▶ [Provided material]

(begin)

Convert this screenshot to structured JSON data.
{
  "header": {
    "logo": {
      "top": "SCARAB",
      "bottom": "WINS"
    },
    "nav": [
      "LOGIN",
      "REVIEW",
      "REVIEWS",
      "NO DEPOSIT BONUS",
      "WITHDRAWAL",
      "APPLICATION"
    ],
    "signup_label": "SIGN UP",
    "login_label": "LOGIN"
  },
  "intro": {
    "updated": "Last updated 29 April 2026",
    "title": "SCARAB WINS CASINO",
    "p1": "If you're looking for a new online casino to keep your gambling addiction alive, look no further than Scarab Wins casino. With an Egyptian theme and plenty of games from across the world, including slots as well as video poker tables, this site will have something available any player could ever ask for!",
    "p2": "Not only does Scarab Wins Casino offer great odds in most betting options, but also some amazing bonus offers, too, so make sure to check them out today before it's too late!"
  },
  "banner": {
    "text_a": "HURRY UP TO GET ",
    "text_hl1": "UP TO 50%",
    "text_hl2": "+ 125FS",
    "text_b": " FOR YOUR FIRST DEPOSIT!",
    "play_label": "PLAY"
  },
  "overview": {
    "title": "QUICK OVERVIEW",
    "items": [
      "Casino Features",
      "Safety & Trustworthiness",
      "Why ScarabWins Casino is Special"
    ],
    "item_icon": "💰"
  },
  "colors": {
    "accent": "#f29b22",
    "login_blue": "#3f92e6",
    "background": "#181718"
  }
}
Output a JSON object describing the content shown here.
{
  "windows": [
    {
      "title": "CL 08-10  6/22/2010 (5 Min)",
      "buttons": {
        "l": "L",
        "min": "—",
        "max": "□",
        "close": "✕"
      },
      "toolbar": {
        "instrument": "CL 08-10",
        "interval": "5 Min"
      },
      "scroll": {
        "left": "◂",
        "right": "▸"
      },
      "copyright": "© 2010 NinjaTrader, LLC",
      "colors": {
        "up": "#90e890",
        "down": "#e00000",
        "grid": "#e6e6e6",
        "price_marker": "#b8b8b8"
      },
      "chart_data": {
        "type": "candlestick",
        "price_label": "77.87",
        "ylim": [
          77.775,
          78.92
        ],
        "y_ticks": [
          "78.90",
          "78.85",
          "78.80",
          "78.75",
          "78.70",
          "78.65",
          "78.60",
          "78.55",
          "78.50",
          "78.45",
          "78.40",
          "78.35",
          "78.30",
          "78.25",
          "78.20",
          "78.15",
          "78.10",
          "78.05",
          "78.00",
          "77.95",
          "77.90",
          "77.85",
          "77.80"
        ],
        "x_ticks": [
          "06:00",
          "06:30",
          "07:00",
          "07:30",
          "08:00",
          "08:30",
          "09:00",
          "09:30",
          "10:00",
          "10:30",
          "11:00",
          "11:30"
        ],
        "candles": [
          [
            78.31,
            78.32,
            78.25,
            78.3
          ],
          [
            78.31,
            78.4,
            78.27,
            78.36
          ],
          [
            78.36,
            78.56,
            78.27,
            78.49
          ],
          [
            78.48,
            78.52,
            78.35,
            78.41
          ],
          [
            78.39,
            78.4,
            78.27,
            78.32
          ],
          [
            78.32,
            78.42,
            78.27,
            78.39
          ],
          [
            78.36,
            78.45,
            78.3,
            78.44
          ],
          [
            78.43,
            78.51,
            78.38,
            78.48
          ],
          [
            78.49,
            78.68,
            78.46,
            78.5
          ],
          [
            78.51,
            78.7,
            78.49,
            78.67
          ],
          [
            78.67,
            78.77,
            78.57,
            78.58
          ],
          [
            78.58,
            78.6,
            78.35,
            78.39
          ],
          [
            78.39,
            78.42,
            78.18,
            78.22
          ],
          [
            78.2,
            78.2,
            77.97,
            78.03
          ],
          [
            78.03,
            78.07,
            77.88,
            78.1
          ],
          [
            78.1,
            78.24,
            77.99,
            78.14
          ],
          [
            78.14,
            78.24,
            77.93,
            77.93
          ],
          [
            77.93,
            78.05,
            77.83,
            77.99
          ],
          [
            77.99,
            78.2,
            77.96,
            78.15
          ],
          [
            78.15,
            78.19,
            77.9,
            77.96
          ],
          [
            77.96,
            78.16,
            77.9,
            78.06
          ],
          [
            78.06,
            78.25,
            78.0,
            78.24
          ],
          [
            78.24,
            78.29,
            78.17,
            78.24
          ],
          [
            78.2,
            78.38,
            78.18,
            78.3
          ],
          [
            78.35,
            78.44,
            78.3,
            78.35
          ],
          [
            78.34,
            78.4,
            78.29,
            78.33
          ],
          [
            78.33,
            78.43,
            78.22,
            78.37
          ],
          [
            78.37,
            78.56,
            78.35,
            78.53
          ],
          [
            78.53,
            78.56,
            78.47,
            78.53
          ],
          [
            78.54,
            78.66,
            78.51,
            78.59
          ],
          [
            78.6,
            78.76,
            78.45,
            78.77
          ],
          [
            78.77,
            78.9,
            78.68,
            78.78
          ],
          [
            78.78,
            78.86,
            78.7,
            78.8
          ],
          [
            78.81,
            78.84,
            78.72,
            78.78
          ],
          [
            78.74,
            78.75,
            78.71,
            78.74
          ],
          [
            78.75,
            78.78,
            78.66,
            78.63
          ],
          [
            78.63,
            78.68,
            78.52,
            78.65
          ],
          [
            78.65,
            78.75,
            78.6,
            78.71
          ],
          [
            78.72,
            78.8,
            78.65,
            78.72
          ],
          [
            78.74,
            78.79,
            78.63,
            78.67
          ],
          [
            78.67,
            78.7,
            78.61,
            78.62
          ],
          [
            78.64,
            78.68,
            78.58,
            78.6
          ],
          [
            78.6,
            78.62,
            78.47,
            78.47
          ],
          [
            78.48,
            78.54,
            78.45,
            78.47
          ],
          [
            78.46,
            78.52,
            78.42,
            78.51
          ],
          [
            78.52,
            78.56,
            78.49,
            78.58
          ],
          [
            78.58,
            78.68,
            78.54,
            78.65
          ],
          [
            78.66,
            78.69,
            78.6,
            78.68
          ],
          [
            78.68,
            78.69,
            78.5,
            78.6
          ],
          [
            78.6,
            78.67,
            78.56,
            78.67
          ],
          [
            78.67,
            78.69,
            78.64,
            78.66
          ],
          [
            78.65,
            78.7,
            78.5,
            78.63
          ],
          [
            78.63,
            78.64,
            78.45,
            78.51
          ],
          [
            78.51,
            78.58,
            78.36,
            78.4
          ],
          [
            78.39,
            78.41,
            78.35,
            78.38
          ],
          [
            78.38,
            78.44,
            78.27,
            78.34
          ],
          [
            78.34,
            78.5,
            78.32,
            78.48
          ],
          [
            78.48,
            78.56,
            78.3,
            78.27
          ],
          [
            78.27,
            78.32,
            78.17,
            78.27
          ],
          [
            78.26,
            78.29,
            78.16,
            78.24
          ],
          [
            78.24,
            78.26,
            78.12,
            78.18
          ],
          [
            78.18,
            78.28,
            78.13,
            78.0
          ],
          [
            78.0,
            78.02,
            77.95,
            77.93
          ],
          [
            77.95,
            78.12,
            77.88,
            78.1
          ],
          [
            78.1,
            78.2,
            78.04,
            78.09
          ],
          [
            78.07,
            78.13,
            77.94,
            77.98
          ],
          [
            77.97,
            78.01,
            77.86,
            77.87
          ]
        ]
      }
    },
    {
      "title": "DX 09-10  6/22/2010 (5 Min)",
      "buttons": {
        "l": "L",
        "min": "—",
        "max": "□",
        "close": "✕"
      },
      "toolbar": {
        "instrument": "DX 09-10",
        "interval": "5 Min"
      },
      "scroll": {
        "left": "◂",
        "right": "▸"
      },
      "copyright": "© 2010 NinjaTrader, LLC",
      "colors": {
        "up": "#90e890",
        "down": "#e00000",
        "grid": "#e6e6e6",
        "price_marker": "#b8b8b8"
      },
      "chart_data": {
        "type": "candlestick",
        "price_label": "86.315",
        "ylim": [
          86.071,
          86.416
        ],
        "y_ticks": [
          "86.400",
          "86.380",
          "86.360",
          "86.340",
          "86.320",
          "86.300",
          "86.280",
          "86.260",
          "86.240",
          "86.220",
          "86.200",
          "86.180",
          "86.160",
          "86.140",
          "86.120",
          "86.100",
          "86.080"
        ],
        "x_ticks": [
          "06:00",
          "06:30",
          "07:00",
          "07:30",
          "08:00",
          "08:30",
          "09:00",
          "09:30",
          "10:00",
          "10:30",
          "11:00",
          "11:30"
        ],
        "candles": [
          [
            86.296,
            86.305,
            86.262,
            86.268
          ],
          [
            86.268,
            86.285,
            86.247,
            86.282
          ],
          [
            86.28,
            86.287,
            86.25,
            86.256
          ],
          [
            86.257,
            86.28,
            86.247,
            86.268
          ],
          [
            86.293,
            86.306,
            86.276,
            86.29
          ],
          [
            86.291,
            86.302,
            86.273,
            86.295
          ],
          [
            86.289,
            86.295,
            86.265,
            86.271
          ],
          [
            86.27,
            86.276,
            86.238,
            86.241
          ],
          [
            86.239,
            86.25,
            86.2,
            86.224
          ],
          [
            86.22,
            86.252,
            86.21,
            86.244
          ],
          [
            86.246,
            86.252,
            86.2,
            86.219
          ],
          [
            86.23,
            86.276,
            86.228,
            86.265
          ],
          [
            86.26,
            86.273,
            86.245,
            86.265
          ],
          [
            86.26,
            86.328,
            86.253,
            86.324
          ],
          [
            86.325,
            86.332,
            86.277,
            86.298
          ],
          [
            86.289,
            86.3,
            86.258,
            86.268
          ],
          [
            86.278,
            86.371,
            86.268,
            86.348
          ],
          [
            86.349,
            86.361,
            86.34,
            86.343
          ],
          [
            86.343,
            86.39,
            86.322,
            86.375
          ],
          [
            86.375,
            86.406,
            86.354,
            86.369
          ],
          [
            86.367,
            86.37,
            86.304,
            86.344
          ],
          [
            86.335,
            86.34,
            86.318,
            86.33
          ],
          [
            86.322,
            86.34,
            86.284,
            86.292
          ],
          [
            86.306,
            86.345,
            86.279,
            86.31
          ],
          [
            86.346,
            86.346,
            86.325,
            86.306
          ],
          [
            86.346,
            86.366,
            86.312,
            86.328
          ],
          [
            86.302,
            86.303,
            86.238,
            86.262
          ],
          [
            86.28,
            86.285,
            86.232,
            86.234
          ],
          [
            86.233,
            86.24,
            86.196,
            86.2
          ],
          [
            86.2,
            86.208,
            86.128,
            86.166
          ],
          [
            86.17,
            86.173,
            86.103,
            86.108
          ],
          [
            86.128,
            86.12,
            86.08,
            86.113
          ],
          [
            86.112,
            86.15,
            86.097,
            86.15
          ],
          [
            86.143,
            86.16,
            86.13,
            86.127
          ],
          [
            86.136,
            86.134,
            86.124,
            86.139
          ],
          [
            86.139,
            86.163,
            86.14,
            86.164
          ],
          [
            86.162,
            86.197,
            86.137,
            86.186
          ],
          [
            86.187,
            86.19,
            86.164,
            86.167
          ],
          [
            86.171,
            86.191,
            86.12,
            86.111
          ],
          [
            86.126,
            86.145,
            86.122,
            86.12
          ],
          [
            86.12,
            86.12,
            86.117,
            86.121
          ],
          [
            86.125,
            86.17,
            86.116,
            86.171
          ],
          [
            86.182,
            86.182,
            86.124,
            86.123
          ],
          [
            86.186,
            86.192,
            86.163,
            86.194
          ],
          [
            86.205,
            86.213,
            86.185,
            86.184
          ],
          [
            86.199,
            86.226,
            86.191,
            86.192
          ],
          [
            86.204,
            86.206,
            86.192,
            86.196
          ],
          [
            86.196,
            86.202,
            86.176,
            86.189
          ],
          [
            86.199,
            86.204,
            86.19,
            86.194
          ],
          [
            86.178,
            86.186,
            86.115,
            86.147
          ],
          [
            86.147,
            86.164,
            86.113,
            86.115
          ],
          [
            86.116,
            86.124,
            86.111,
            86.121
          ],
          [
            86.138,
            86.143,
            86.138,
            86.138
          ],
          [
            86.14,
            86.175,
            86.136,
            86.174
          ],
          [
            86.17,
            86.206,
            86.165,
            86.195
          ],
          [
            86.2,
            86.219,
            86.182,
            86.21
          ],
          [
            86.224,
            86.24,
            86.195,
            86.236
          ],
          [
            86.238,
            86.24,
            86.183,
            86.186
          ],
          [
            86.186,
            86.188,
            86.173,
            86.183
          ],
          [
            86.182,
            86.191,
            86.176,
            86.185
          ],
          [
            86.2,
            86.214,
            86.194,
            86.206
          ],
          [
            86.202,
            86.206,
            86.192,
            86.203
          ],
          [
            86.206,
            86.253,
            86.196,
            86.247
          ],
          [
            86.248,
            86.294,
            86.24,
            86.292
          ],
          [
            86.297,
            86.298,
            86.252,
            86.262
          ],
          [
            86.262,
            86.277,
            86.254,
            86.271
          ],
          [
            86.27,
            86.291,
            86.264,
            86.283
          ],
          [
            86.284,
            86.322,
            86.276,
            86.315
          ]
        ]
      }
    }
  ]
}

(end)

▶ [Exercise aim] Search the entries for the word "title" and pick out every line that holds it.

▶ [Completed exercise]
    "title": "SCARAB WINS CASINO",
    "title": "QUICK OVERVIEW",
      "title": "CL 08-10  6/22/2010 (5 Min)",
      "title": "DX 09-10  6/22/2010 (5 Min)",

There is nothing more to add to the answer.